Stated exercise: Show all lines that include the string "what"; copy each one.
** Start of Provided information **
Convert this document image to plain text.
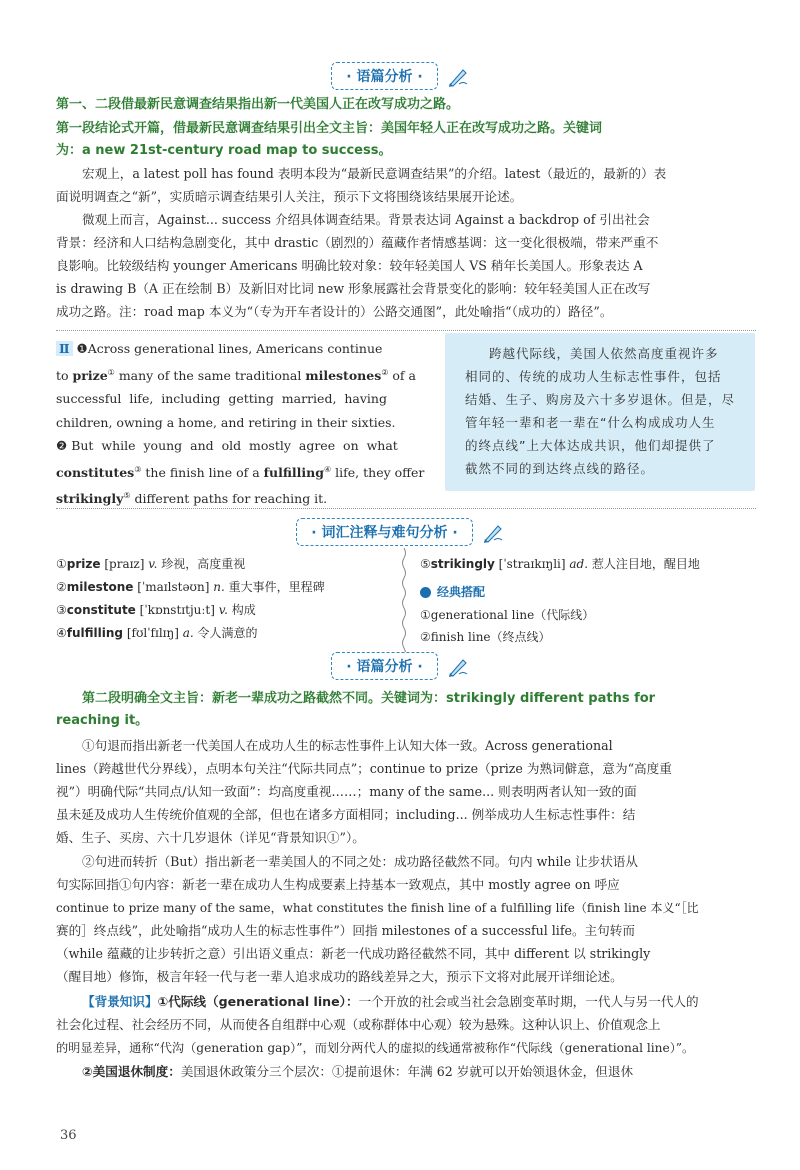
· 语篇分析 ·
第一、二段借最新民意调查结果指出新一代美国人正在改写成功之路。
第一段结论式开篇，借最新民意调查结果引出全文主旨：美国年轻人正在改写成功之路。关键词
为：a new 21st-century road map to success。
宏观上，a latest poll has found 表明本段为“最新民意调查结果”的介绍。latest（最近的，最新的）表
面说明调查之“新”，实质暗示调查结果引人关注，预示下文将围绕该结果展开论述。
微观上而言，Against... success 介绍具体调查结果。背景表达词 Against a backdrop of 引出社会
背景：经济和人口结构急剧变化，其中 drastic（剧烈的）蕴藏作者情感基调：这一变化很极端，带来严重不
良影响。比较级结构 younger Americans 明确比较对象：较年轻美国人 VS 稍年长美国人。形象表达 A
is drawing B（A 正在绘制 B）及新旧对比词 new 形象展露社会背景变化的影响：较年轻美国人正在改写
成功之路。注：road map 本义为“（专为开车者设计的）公路交通图”，此处喻指“（成功的）路径”。
Ⅱ ❶Across generational lines, Americans continue
to prize① many of the same traditional milestones② of a
successful  life,  including  getting  married,  having
children, owning a home, and retiring in their sixties.
❷ But  while  young  and  old  mostly  agree  on  what
constitutes③ the finish line of a fulfilling④ life, they offer
strikingly⑤ different paths for reaching it.
跨越代际线，美国人依然高度重视许多
相同的、传统的成功人生标志性事件，包括
结婚、生子、购房及六十多岁退休。但是，尽
管年轻一辈和老一辈在“什么构成成功人生
的终点线”上大体达成共识，他们却提供了
截然不同的到达终点线的路径。
· 词汇注释与难句分析 ·
①prize [praɪz] v. 珍视，高度重视
②milestone [ˈmaɪlstəʊn] n. 重大事件，里程碑
③constitute [ˈkɒnstɪtjuːt] v. 构成
④fulfilling [fʊlˈfɪlɪŋ] a. 令人满意的
⑤strikingly [ˈstraɪkɪŋli] ad. 惹人注目地，醒目地
经典搭配
①generational line（代际线）
②finish line（终点线）
· 语篇分析 ·
第二段明确全文主旨：新老一辈成功之路截然不同。关键词为：strikingly different paths for
reaching it。
①句退而指出新老一代美国人在成功人生的标志性事件上认知大体一致。Across generational
lines（跨越世代分界线），点明本句关注“代际共同点”；continue to prize（prize 为熟词僻意，意为“高度重
视”）明确代际“共同点/认知一致面”：均高度重视……；many of the same... 则表明两者认知一致的面
虽未延及成功人生传统价值观的全部，但也在诸多方面相同；including... 例举成功人生标志性事件：结
婚、生子、买房、六十几岁退休（详见“背景知识①”）。
②句进而转折（But）指出新老一辈美国人的不同之处：成功路径截然不同。句内 while 让步状语从
句实际回指①句内容：新老一辈在成功人生构成要素上持基本一致观点，其中 mostly agree on 呼应
continue to prize many of the same，what constitutes the finish line of a fulfilling life（finish line 本义“［比
赛的］终点线”，此处喻指“成功人生的标志性事件”）回指 milestones of a successful life。主句转而
（while 蕴藏的让步转折之意）引出语义重点：新老一代成功路径截然不同，其中 different 以 strikingly
（醒目地）修饰，极言年轻一代与老一辈人追求成功的路线差异之大，预示下文将对此展开详细论述。
【背景知识】①代际线（generational line）：一个开放的社会或当社会急剧变革时期，一代人与另一代人的
社会化过程、社会经历不同，从而使各自组群中心观（或称群体中心观）较为悬殊。这种认识上、价值观念上
的明显差异，通称“代沟（generation gap）”，而划分两代人的虚拟的线通常被称作“代际线（generational line）”。
②美国退休制度：美国退休政策分三个层次：①提前退休：年满 62 岁就可以开始领退休金，但退休
36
** End of Provided information **
Complete output:
❷ But  while  young  and  old  mostly  agree  on  what
continue to prize many of the same，what constitutes the finish line of a fulfilling life（finish line 本义“［比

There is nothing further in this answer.